| Job |
Compute how many lines in the entries below contain "vertical", and output nothing but the number.

[Entries from a dataset]
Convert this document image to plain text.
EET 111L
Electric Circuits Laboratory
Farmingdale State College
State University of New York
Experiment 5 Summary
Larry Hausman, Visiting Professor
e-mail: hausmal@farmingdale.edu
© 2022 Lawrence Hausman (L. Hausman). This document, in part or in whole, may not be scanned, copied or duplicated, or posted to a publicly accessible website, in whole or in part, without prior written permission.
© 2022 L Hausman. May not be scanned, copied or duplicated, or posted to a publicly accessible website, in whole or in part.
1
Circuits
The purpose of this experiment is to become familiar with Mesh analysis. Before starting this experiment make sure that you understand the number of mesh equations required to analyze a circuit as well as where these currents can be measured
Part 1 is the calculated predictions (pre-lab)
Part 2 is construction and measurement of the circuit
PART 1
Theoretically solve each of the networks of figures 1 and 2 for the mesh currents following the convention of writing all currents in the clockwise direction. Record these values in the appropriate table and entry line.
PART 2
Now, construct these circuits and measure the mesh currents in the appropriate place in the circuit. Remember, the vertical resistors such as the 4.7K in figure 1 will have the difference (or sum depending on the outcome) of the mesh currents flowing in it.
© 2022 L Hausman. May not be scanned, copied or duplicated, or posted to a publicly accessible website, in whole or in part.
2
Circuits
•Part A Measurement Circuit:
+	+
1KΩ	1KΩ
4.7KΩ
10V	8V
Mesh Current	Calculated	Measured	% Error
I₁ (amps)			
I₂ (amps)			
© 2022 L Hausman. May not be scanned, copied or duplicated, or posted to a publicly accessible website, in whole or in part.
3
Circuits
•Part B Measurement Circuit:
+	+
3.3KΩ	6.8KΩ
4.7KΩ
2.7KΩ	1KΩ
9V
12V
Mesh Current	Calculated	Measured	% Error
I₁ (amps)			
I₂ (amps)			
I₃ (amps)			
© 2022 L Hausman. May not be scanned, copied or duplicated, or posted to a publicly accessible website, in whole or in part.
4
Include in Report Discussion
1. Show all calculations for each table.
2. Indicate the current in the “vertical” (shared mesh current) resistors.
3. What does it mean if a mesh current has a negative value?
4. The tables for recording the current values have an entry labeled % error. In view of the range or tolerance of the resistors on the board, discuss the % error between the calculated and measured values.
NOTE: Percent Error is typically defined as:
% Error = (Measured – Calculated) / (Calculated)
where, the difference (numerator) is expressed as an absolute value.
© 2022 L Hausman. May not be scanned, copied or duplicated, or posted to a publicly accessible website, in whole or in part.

==

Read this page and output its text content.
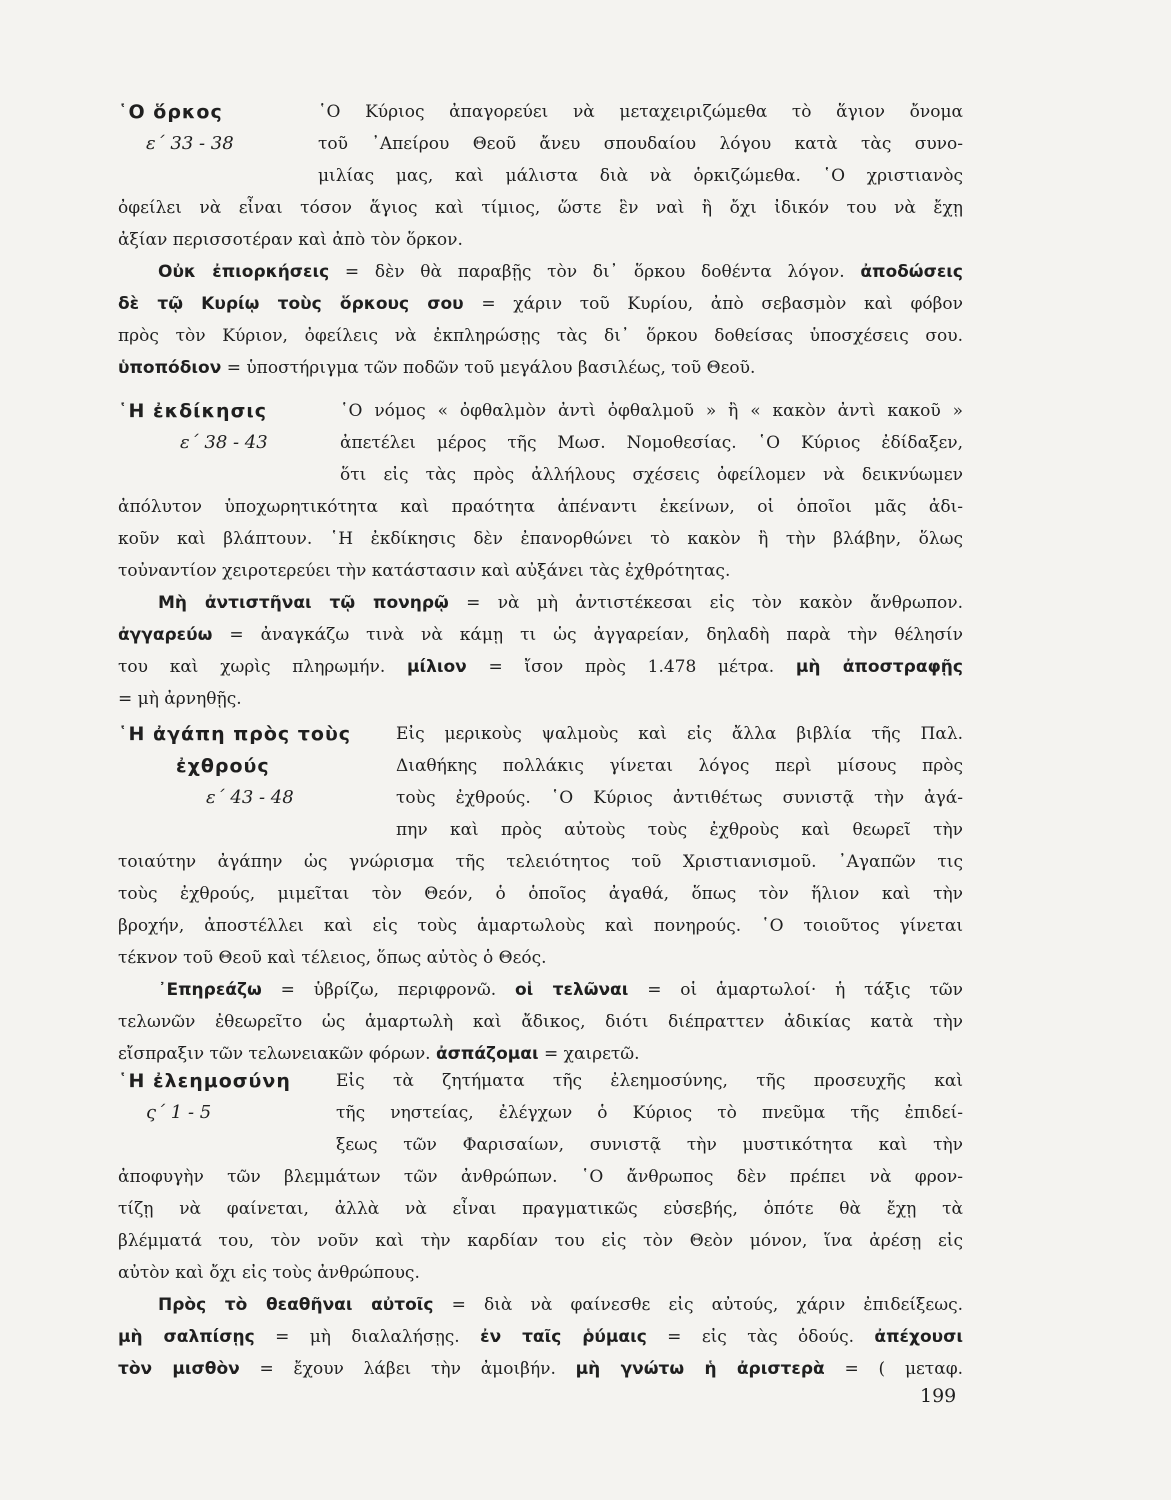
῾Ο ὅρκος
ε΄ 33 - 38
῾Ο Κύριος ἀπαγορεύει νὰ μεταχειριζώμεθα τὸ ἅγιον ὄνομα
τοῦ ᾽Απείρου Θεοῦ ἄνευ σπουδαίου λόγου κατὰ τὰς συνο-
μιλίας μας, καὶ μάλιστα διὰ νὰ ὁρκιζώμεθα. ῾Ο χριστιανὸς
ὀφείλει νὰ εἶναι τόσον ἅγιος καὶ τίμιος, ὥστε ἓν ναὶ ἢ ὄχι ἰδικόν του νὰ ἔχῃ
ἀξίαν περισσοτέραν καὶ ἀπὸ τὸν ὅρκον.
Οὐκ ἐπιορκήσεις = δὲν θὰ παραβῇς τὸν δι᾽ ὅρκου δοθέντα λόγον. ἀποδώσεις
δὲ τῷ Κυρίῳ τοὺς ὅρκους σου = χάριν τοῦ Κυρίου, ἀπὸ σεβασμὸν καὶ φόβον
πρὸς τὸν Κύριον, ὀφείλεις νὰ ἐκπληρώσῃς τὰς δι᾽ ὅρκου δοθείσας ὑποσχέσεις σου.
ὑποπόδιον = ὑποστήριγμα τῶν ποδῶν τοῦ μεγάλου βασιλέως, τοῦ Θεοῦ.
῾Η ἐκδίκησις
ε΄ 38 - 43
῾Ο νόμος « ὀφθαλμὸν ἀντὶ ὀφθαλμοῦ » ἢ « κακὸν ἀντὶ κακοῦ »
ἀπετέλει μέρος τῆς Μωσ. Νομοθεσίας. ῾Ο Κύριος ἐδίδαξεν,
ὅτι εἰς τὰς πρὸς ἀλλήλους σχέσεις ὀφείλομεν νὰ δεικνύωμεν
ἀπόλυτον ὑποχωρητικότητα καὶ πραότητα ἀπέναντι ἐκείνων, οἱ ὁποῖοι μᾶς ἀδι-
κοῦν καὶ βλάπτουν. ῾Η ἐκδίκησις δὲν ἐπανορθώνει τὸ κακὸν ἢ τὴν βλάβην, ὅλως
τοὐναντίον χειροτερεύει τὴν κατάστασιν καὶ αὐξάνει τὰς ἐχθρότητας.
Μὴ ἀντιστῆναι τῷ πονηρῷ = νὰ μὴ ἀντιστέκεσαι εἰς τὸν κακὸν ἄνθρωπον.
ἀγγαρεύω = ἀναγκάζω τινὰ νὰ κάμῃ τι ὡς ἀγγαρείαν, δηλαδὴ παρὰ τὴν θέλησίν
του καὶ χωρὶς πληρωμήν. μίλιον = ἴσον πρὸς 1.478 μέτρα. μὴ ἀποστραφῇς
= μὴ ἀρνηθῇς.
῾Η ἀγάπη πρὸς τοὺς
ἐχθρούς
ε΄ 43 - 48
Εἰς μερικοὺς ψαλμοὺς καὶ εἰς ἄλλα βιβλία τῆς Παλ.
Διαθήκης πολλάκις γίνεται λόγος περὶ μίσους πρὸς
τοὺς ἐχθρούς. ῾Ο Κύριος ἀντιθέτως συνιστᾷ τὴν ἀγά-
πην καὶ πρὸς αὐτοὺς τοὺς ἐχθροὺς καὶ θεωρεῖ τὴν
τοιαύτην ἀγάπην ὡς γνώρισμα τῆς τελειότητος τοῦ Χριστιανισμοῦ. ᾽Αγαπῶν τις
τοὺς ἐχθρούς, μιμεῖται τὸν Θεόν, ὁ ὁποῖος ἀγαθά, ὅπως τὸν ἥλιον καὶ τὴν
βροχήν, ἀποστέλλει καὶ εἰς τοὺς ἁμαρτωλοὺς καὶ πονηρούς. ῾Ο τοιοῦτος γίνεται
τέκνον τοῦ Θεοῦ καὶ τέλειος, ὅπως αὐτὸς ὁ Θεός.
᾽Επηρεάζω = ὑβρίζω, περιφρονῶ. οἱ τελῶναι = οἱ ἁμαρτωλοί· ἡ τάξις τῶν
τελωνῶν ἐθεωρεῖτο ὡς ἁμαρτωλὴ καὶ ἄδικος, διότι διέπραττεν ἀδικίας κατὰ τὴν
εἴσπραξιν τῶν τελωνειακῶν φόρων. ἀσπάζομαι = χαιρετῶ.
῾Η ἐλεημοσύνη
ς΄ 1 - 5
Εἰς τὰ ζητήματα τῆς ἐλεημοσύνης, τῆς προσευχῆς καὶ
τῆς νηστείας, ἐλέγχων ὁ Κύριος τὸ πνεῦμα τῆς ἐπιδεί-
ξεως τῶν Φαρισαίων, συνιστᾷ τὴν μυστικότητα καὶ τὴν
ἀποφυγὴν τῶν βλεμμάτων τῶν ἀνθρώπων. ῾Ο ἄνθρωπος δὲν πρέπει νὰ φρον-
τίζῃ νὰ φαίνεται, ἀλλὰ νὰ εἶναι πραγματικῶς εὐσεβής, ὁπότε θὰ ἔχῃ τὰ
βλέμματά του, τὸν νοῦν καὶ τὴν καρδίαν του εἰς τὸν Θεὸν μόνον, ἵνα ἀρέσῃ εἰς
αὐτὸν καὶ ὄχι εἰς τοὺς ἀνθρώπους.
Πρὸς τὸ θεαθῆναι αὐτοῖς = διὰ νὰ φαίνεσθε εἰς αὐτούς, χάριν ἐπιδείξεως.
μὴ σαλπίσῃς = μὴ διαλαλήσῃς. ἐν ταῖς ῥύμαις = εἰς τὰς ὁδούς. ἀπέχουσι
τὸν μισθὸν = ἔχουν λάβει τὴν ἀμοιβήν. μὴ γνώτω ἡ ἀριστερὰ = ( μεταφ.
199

| Exercise output |
2